→ Instructions to follow: Print every line of the listing exactly, please.

→ Dataset entries:
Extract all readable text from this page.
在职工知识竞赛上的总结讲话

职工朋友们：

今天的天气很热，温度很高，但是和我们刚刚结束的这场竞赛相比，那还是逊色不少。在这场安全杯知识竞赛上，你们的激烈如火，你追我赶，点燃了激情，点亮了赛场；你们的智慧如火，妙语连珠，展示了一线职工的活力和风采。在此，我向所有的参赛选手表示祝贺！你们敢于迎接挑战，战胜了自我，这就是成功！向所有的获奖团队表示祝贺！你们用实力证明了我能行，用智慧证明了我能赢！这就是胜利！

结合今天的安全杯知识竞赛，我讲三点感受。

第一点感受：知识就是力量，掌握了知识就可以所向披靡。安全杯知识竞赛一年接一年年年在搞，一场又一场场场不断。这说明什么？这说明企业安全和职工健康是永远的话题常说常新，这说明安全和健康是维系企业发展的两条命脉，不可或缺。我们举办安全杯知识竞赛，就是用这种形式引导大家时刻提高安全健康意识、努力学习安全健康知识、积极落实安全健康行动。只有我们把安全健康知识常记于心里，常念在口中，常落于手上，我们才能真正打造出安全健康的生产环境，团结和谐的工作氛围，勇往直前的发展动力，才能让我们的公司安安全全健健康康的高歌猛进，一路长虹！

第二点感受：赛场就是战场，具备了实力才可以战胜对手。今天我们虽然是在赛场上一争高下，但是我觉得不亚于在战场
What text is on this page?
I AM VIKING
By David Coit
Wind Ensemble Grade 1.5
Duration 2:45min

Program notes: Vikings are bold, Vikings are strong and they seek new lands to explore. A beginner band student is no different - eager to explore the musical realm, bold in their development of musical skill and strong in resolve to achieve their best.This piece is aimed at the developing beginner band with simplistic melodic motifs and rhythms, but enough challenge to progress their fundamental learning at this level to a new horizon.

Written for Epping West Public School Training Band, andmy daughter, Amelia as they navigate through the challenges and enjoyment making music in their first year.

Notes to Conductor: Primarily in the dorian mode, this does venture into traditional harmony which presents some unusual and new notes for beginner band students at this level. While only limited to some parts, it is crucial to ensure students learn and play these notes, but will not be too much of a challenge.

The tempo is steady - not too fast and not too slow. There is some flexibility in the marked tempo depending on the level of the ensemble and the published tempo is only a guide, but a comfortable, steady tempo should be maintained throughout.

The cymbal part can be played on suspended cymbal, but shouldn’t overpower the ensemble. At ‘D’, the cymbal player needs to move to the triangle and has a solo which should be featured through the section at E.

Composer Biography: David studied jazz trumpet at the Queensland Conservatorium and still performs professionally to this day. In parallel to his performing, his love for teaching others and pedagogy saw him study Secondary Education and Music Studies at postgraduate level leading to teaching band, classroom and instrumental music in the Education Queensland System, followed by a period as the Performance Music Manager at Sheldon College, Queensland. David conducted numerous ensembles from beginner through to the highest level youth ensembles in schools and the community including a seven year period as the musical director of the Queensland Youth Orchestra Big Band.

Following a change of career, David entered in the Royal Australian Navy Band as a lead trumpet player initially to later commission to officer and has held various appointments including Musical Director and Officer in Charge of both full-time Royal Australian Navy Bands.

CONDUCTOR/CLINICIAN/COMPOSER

→ Exercise solution:
Extract all readable text from this page.
在职工知识竞赛上的总结讲话

职工朋友们：

今天的天气很热，温度很高，但是和我们刚刚结束的这场竞赛相比，那还是逊色不少。在这场安全杯知识竞赛上，你们的激烈如火，你追我赶，点燃了激情，点亮了赛场；你们的智慧如火，妙语连珠，展示了一线职工的活力和风采。在此，我向所有的参赛选手表示祝贺！你们敢于迎接挑战，战胜了自我，这就是成功！向所有的获奖团队表示祝贺！你们用实力证明了我能行，用智慧证明了我能赢！这就是胜利！

结合今天的安全杯知识竞赛，我讲三点感受。

第一点感受：知识就是力量，掌握了知识就可以所向披靡。安全杯知识竞赛一年接一年年年在搞，一场又一场场场不断。这说明什么？这说明企业安全和职工健康是永远的话题常说常新，这说明安全和健康是维系企业发展的两条命脉，不可或缺。我们举办安全杯知识竞赛，就是用这种形式引导大家时刻提高安全健康意识、努力学习安全健康知识、积极落实安全健康行动。只有我们把安全健康知识常记于心里，常念在口中，常落于手上，我们才能真正打造出安全健康的生产环境，团结和谐的工作氛围，勇往直前的发展动力，才能让我们的公司安安全全健健康康的高歌猛进，一路长虹！

第二点感受：赛场就是战场，具备了实力才可以战胜对手。今天我们虽然是在赛场上一争高下，但是我觉得不亚于在战场
What text is on this page?
I AM VIKING
By David Coit
Wind Ensemble Grade 1.5
Duration 2:45min

Program notes: Vikings are bold, Vikings are strong and they seek new lands to explore. A beginner band student is no different - eager to explore the musical realm, bold in their development of musical skill and strong in resolve to achieve their best.This piece is aimed at the developing beginner band with simplistic melodic motifs and rhythms, but enough challenge to progress their fundamental learning at this level to a new horizon.

Written for Epping West Public School Training Band, andmy daughter, Amelia as they navigate through the challenges and enjoyment making music in their first year.

Notes to Conductor: Primarily in the dorian mode, this does venture into traditional harmony which presents some unusual and new notes for beginner band students at this level. While only limited to some parts, it is crucial to ensure students learn and play these notes, but will not be too much of a challenge.

The tempo is steady - not too fast and not too slow. There is some flexibility in the marked tempo depending on the level of the ensemble and the published tempo is only a guide, but a comfortable, steady tempo should be maintained throughout.

The cymbal part can be played on suspended cymbal, but shouldn’t overpower the ensemble. At ‘D’, the cymbal player needs to move to the triangle and has a solo which should be featured through the section at E.

Composer Biography: David studied jazz trumpet at the Queensland Conservatorium and still performs professionally to this day. In parallel to his performing, his love for teaching others and pedagogy saw him study Secondary Education and Music Studies at postgraduate level leading to teaching band, classroom and instrumental music in the Education Queensland System, followed by a period as the Performance Music Manager at Sheldon College, Queensland. David conducted numerous ensembles from beginner through to the highest level youth ensembles in schools and the community including a seven year period as the musical director of the Queensland Youth Orchestra Big Band.

Following a change of career, David entered in the Royal Australian Navy Band as a lead trumpet player initially to later commission to officer and has held various appointments including Musical Director and Officer in Charge of both full-time Royal Australian Navy Bands.

CONDUCTOR/CLINICIAN/COMPOSER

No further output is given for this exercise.